▽

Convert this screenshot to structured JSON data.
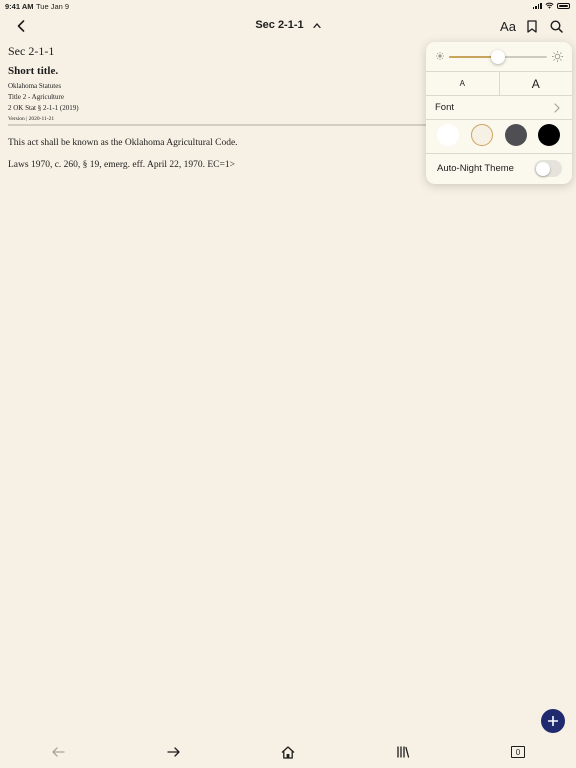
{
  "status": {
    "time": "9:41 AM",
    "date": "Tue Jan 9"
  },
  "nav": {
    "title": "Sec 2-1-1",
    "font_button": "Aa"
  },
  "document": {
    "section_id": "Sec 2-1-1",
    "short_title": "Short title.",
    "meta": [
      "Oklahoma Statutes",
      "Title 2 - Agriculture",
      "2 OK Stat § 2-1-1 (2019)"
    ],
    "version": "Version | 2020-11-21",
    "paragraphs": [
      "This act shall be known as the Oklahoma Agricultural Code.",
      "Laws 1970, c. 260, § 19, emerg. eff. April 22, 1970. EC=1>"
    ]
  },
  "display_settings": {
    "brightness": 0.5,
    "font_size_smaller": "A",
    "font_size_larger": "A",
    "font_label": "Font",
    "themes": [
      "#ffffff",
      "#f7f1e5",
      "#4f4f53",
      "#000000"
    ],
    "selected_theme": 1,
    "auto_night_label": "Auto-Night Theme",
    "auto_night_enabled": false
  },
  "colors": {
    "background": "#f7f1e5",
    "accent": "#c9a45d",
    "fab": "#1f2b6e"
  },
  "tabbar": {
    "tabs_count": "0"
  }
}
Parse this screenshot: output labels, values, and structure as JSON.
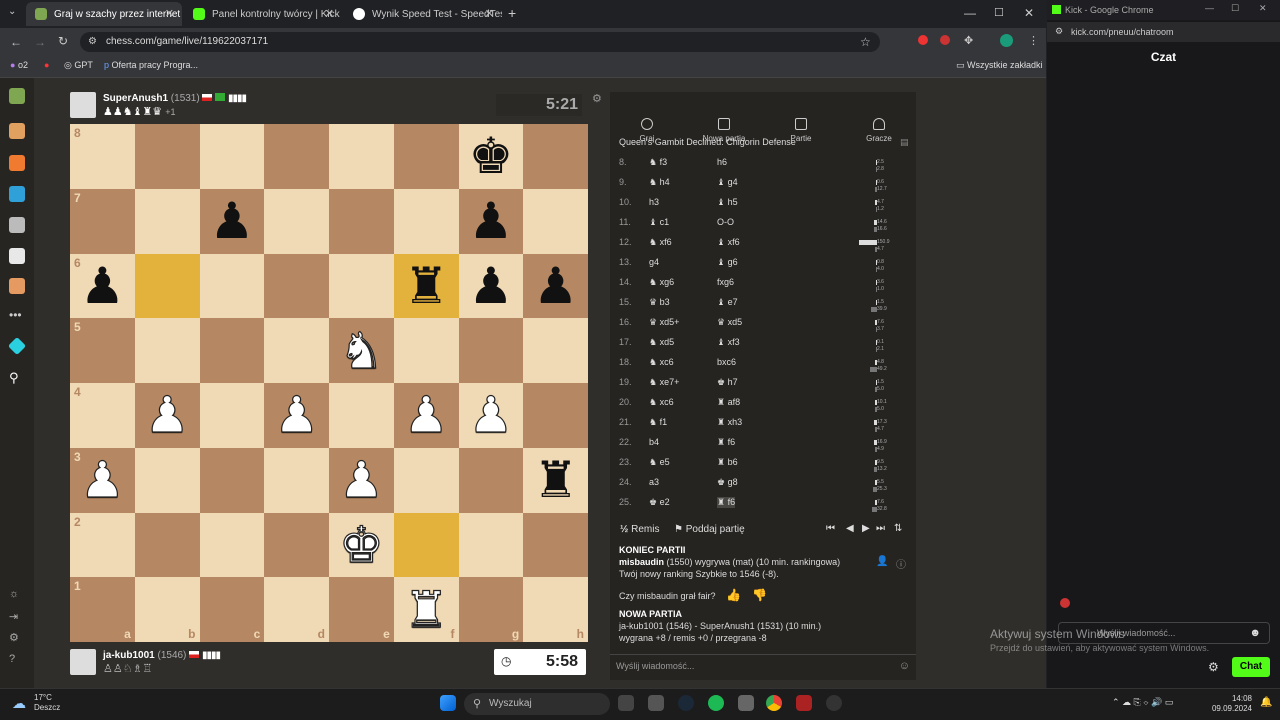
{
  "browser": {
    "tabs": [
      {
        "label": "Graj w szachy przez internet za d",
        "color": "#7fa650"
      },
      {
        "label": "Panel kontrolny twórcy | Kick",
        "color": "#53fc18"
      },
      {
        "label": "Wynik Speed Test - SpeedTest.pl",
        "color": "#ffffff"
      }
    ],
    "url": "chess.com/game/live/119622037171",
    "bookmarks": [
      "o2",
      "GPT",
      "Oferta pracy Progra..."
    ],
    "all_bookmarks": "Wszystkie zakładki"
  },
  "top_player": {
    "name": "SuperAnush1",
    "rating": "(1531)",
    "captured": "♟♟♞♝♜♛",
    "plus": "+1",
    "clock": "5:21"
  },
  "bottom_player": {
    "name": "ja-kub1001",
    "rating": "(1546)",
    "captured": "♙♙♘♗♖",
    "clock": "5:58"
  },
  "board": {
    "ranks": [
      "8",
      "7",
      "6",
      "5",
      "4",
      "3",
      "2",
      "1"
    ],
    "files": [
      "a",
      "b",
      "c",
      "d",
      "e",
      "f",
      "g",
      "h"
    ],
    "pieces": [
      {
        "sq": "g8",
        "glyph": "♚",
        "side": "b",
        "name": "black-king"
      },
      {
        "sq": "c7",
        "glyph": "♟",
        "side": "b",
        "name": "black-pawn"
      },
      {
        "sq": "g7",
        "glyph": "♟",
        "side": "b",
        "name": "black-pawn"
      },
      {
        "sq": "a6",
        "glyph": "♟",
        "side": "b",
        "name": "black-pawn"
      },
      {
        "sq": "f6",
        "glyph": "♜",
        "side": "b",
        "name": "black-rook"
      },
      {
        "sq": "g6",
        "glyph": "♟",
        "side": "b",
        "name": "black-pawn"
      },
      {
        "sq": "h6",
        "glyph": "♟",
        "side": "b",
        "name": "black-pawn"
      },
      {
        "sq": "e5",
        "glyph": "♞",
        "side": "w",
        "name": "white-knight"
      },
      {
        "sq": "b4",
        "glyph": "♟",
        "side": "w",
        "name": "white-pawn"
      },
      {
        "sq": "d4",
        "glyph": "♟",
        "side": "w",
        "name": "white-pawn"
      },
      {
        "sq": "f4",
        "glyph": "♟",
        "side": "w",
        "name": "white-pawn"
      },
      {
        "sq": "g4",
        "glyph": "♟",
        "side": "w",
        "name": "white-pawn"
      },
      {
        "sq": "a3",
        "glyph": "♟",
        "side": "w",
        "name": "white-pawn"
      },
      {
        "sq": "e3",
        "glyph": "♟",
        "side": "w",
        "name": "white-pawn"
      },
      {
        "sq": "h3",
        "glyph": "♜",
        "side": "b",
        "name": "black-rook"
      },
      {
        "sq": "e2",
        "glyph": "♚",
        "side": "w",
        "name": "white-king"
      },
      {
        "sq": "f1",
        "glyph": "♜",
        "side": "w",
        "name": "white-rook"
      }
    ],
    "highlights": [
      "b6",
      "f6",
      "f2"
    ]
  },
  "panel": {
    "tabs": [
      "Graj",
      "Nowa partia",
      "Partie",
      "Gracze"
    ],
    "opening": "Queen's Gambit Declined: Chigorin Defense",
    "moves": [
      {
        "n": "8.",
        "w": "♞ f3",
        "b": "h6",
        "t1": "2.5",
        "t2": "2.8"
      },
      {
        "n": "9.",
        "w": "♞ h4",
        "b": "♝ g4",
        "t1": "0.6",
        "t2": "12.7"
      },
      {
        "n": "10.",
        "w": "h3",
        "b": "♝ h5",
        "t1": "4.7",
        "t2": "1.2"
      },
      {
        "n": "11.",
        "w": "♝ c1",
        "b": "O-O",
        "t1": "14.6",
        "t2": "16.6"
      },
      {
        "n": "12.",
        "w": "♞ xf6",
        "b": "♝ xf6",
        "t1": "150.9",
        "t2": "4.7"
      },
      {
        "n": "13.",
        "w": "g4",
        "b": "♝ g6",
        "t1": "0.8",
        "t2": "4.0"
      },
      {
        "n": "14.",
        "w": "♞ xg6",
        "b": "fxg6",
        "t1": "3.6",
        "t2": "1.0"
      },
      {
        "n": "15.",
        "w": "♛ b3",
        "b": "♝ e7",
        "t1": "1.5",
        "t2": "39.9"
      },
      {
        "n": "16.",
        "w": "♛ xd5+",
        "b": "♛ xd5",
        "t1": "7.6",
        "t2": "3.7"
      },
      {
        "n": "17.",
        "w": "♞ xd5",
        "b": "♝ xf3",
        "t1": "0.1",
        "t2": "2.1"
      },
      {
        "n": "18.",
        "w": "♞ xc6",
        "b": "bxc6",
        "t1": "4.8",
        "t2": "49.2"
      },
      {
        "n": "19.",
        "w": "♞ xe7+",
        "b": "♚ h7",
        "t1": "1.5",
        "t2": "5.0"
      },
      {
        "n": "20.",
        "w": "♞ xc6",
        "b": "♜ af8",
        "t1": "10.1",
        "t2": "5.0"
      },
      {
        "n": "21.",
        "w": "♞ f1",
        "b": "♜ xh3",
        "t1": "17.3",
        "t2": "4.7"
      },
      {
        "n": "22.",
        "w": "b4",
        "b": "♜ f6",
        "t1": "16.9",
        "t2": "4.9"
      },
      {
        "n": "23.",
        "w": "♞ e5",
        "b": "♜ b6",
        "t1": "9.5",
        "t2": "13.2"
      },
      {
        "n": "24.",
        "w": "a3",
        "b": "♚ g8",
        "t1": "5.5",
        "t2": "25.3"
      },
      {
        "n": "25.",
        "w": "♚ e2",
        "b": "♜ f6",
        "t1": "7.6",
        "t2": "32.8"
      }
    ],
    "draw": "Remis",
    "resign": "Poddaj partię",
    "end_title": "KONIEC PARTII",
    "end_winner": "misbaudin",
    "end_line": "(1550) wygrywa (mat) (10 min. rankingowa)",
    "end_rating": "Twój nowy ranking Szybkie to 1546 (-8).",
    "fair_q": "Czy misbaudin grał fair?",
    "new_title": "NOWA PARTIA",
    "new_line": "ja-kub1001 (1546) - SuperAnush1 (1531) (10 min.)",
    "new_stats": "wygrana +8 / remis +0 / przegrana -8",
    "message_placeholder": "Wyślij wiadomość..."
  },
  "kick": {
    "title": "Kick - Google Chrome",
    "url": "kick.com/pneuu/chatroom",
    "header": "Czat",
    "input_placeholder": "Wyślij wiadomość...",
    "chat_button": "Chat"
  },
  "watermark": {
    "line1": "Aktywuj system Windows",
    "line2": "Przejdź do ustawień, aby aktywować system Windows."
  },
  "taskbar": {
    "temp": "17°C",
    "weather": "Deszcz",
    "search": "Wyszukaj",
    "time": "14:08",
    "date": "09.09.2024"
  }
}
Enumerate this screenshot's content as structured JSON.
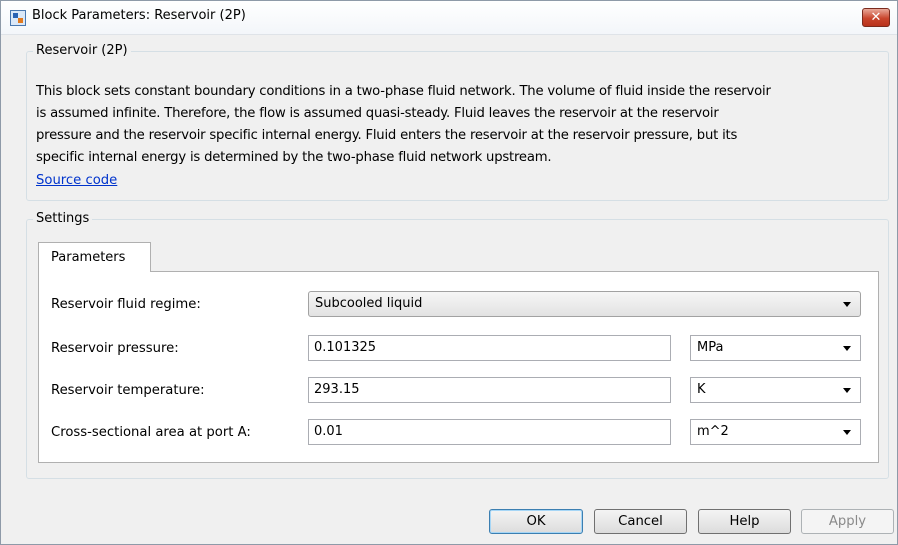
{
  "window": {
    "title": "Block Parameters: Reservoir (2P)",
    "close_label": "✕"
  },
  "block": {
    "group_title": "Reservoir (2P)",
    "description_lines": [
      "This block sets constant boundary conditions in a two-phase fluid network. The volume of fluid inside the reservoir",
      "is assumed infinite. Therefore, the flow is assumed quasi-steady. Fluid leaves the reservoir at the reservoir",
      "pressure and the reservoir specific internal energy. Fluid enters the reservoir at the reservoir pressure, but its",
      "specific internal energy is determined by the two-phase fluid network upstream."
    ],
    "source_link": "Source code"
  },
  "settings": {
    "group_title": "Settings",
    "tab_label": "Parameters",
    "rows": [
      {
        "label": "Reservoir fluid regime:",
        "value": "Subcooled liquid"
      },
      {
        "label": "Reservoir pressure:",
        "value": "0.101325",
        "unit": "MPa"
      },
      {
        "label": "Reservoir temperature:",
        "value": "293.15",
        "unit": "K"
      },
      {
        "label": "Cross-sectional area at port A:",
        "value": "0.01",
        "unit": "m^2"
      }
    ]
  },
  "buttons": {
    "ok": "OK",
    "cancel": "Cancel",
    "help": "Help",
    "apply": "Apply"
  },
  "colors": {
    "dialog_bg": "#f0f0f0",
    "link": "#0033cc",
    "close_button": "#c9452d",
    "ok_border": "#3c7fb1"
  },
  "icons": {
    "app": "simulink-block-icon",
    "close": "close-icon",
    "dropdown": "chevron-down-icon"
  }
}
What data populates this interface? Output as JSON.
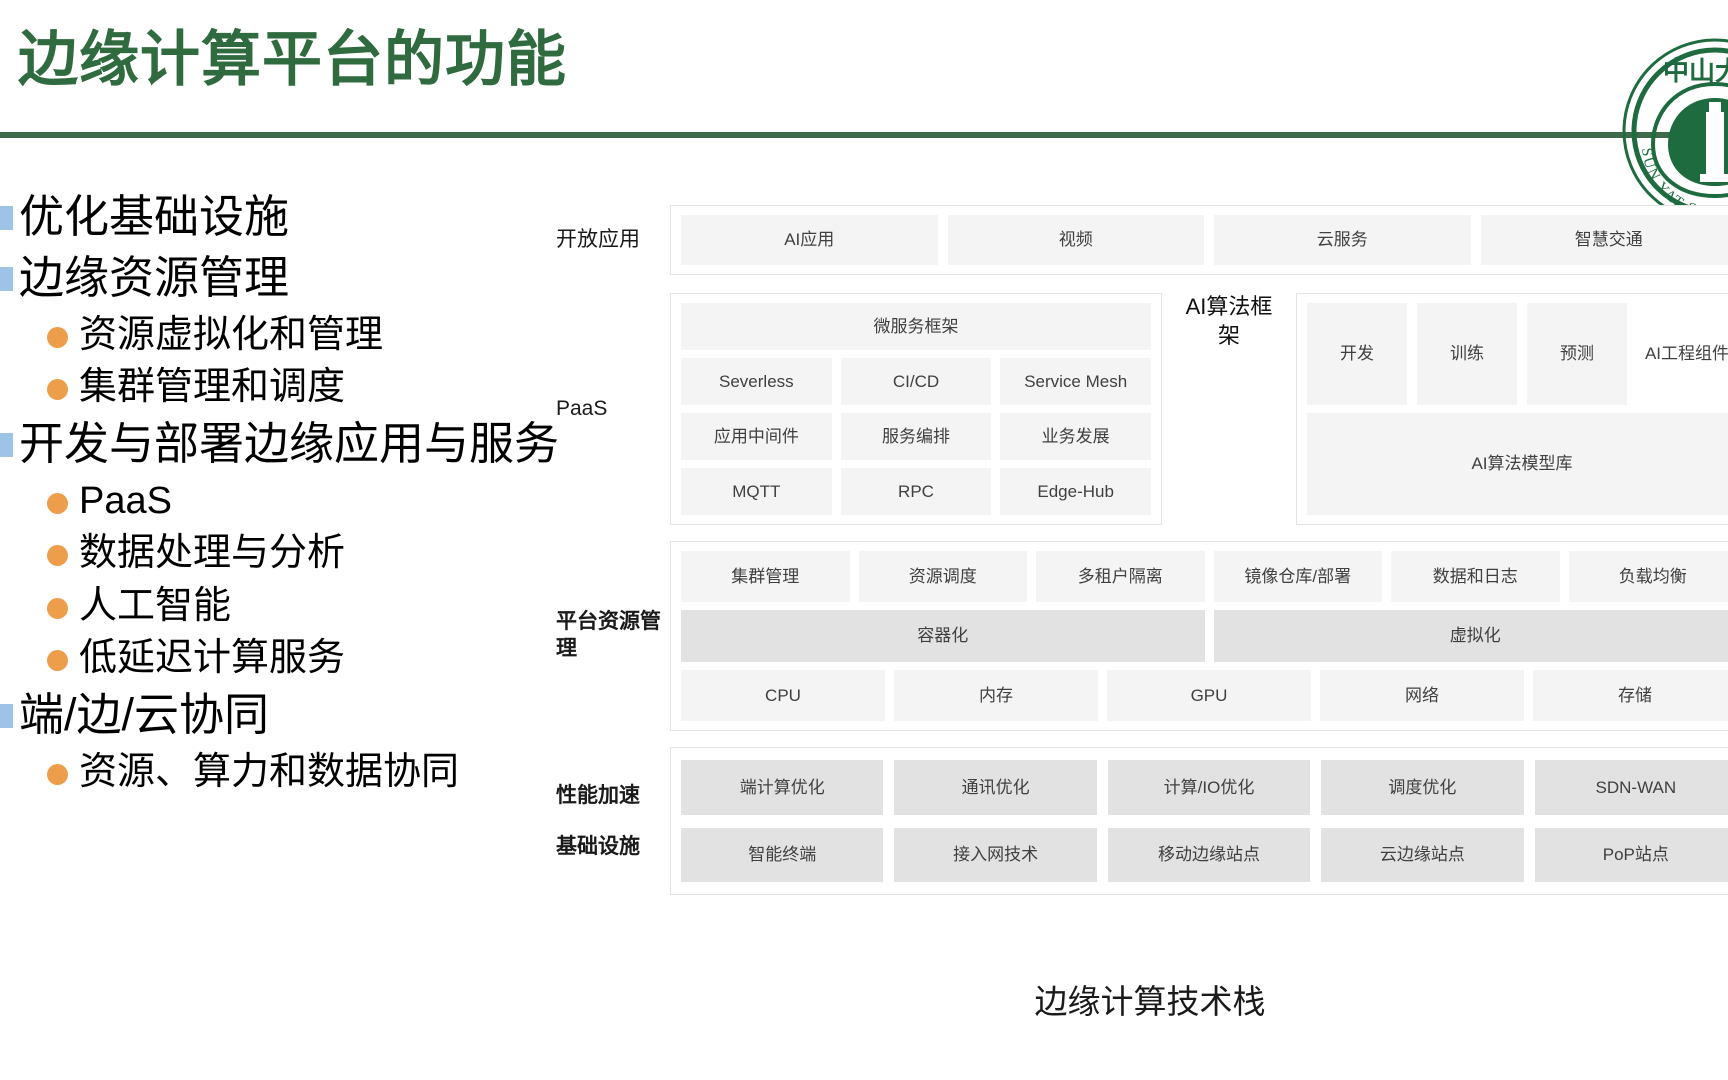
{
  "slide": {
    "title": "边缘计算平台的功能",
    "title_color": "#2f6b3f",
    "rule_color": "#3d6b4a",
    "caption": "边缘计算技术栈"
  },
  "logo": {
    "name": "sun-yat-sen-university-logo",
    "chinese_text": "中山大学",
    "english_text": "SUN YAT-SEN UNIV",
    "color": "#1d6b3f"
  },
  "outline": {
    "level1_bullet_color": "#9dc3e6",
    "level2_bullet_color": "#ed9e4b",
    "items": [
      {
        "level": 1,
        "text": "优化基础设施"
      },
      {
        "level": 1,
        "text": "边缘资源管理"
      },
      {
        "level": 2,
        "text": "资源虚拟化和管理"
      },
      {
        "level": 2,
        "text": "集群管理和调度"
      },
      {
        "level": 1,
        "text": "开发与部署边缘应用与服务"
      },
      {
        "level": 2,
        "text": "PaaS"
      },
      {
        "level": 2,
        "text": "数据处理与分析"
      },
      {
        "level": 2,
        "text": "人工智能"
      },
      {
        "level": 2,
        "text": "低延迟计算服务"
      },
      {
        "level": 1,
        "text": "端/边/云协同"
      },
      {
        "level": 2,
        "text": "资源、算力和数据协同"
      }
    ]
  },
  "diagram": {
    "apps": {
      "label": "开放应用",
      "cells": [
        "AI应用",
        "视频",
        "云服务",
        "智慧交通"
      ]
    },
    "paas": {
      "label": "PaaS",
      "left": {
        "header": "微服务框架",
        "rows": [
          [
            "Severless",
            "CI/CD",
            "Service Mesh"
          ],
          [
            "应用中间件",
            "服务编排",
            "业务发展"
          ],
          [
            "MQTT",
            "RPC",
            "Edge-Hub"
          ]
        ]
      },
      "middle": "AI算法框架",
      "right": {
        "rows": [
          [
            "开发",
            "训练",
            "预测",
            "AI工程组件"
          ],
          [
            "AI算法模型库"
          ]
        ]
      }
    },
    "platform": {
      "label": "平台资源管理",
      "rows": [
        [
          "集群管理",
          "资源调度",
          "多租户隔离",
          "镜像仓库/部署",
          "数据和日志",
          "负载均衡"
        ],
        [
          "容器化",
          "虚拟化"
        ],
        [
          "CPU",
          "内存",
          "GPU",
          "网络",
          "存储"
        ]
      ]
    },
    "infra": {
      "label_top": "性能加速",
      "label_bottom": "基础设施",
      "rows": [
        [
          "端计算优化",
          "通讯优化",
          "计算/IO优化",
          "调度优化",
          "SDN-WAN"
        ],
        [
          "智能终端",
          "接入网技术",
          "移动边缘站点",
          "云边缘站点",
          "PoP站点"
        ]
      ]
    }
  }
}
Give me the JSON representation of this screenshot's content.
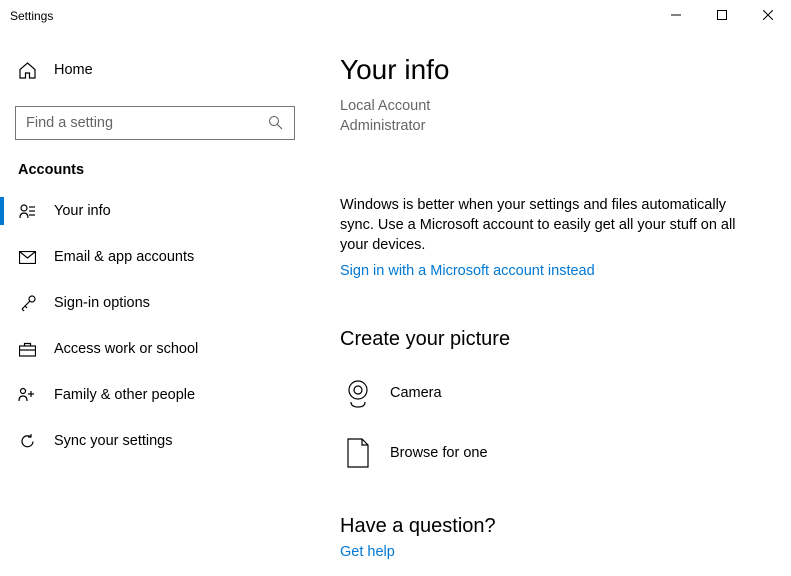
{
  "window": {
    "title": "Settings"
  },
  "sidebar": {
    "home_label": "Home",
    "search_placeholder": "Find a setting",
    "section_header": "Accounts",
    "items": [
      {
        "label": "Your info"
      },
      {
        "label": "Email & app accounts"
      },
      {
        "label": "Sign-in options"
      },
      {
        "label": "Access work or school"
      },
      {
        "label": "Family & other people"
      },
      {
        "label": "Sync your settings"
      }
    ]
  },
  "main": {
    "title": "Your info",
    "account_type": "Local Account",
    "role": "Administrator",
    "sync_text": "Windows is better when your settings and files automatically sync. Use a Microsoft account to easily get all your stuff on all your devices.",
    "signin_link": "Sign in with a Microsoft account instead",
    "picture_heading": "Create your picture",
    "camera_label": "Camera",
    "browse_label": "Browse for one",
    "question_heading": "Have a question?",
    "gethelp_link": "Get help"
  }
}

△

#### EXERCISE DETAILS:
In the entries above, count every line containing the word "misbaudin". Write only the total.

#### EXERCISE OUTPUT:
2